- Excerpt to read:

----

So, I think a lot of it will depend on the source of supply which could impact ton-mile demand as well as low oil prices. If they maintain, you are going to see more storage which will absorb or could absorb a significant portion of these deliveries coming in.

The view is the especially for the Suezmaxes, ton-mile growth just from the diversity of supply source, will eat up lot of supply that’s coming on line..

Fotis Giannakoulis

Is there a point that you might be concerned that instead of building up inventories like it’s happening right now, we might see that the demand is going to be met by existing inventories and bringing down inventories? And how long do you think that if that happens, it can sustain without -- with demand lagging -- with the supply lagging the demand?.

Kevin Mackay

I think what you’ll find is as we move into 2016 with political instability in various regions and potential supply disruptions coupled with the lower oil price environment that is driving stockpiling for SPRs. I think it’s going to be a volatile market. It will be a market that’s difficult to reach.

And we’ll have to keep our eye on the game and make sure we adapt as the market dynamics change. .

Fotis Giannakoulis

One last question about the ship-to-ship transfer business.

If you can give us little bit more color of how shall we think of the drivers of this business and how stable this business is and how it can grow in the future? And if it’s going to be required significant more capital in order to expand this business?.

Kevin Mackay

I think as Vince has already articulated it, it is a fairly stable business, it doesn’t get materially affected by seasonality. It’s a global business with steady cash flow. I think at the moment on a global basis, SPT is number two in the world. So, we’ll be looking to grow our market share from that. And in the U.S.

Gulf, at the moment, there is significant growth that we think we can take on to the full service lightering piece. So it’s a business that -- it’s not a large business but it does provide a steady and decent cash flow of about $10 million to $12 million of EBITDA per year.

And we would look to grow that year-over-year, without a lot of capital expenditure required..

Operator

The next question is from Omar Nokta from Clarkson Capital Securities. Please go ahead. .

Omar Nokta

First, just on the Principal deal.

When should we assume that that’s going to -- when’s the closing on that? And then also -- sorry, if you’ve addressed this but are there going to be any vetting requirements that we need to take place on that fleet?.

----

- Work to be completed:
In the call transcript, how much EBITDA per year does the ship-to-ship transfer business provide?

- Provided material:
----

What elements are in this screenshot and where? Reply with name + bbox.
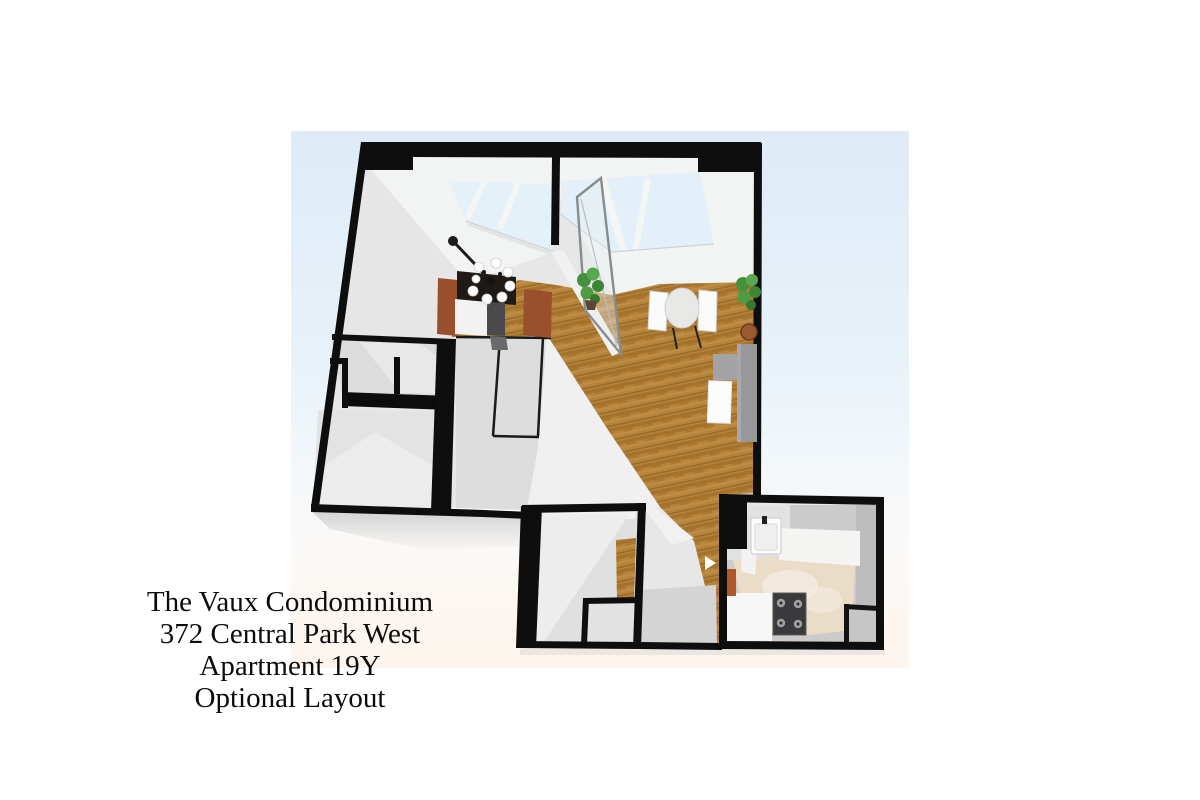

----

- Result of the exercise:
About $10 million to $12 million of EBITDA per year.